Task instructions: Copy the following lines of the material verbatim, from the line with "residuals-chart: Normalized Residuals" to the line with "count-chart-plot: 1 10", including both of those lines.
_ _ _ _
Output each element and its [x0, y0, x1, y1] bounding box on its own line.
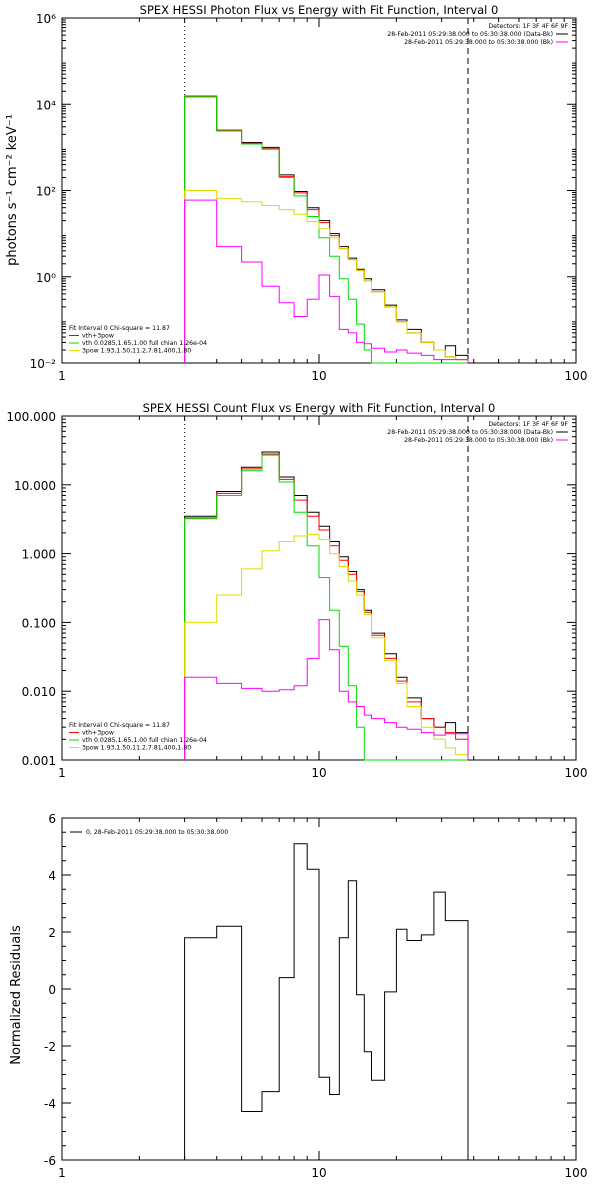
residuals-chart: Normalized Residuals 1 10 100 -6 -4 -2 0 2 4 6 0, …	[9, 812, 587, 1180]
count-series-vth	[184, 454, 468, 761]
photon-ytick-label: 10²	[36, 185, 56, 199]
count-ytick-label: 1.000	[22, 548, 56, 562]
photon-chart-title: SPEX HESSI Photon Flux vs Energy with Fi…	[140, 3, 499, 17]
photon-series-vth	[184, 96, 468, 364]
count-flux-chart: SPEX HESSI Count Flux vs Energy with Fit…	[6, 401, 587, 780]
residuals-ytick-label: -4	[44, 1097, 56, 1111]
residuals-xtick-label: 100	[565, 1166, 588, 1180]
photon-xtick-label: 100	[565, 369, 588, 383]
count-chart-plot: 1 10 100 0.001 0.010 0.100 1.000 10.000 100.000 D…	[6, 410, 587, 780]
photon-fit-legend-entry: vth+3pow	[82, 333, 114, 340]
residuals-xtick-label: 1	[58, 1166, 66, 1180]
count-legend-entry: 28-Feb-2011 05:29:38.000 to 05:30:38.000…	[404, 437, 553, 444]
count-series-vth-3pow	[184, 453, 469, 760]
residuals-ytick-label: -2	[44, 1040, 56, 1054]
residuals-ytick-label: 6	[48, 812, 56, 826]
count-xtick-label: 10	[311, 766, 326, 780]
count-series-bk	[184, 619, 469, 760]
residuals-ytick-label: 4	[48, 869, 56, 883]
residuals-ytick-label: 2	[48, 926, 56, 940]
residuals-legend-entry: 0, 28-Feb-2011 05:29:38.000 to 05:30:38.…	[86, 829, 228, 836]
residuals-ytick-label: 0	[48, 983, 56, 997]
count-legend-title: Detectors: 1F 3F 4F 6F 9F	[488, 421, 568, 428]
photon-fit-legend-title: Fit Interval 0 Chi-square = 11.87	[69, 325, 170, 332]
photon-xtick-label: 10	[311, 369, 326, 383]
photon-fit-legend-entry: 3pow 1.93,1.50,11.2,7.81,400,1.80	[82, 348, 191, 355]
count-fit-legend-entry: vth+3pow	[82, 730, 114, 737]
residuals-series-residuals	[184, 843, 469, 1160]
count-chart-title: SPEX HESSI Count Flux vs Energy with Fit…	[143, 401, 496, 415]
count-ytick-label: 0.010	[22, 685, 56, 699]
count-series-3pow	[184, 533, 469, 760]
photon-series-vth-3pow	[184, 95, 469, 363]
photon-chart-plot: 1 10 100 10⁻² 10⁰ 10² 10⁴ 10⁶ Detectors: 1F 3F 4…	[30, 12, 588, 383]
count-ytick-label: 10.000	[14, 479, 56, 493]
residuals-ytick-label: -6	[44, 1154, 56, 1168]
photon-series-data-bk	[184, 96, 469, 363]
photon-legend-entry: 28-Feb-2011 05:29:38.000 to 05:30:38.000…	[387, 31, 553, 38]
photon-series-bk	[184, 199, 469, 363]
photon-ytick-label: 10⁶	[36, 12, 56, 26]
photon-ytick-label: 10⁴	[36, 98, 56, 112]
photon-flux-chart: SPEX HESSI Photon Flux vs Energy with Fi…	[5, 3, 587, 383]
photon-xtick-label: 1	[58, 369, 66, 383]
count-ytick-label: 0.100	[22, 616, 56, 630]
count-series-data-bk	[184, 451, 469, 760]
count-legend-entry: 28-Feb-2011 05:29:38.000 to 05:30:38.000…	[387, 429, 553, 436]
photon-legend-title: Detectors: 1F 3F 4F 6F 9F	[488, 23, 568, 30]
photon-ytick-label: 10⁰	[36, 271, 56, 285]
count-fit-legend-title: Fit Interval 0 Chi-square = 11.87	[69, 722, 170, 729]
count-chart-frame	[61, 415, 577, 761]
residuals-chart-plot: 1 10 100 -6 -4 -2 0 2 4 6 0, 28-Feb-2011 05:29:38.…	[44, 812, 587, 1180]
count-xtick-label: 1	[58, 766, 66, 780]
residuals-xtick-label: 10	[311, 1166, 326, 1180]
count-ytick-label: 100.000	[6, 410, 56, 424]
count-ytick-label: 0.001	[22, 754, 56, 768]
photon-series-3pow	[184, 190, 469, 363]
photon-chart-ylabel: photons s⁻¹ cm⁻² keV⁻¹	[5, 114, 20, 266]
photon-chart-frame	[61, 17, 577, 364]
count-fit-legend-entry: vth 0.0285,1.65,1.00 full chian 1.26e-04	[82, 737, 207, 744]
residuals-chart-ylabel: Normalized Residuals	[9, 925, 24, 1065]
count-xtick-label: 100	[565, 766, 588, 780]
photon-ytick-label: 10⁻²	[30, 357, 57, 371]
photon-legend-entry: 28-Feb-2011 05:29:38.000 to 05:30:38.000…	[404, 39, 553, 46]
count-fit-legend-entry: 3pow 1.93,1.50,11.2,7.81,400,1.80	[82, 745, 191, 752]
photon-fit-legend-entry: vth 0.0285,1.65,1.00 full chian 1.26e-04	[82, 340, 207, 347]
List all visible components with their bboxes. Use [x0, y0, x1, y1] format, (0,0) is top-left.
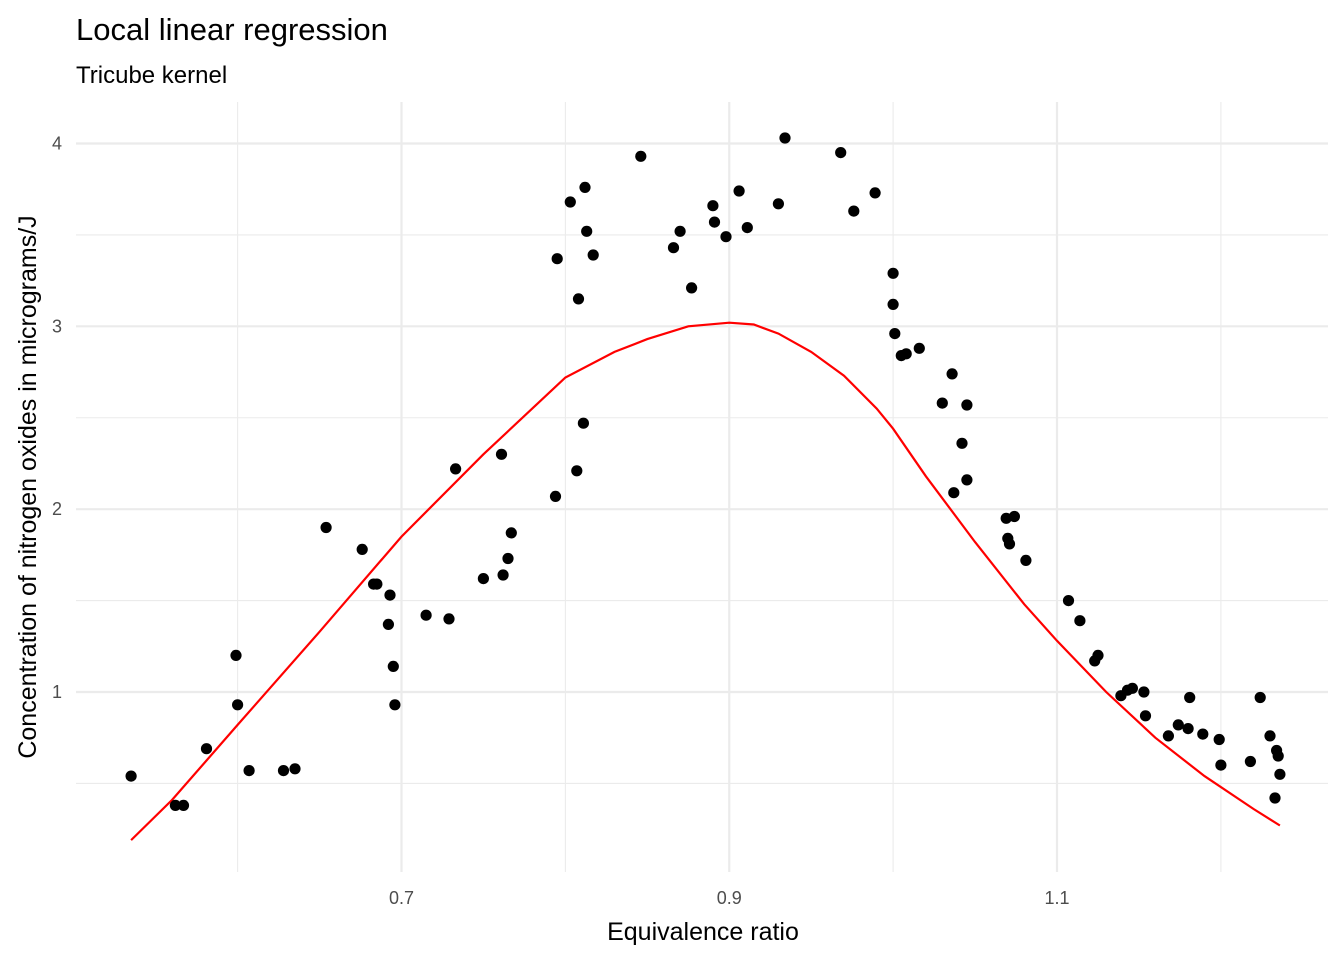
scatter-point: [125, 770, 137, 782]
_ _ _ _
Solution to this task:
residuals-chart: Normalized Residuals 1 10 100 -6 -4 -2 0 2 4 6 0, …	[9, 812, 587, 1180]
count-series-vth	[184, 454, 468, 761]
photon-ytick-label: 10²	[36, 185, 56, 199]
count-ytick-label: 1.000	[22, 548, 56, 562]
photon-chart-title: SPEX HESSI Photon Flux vs Energy with Fi…	[140, 3, 499, 17]
photon-series-vth	[184, 96, 468, 364]
count-flux-chart: SPEX HESSI Count Flux vs Energy with Fit…	[6, 401, 587, 780]
residuals-ytick-label: -4	[44, 1097, 56, 1111]
residuals-xtick-label: 100	[565, 1166, 588, 1180]
photon-xtick-label: 100	[565, 369, 588, 383]
count-chart-plot: 1 10 100 0.001 0.010 0.100 1.000 10.000 100.000 D…	[6, 410, 587, 780]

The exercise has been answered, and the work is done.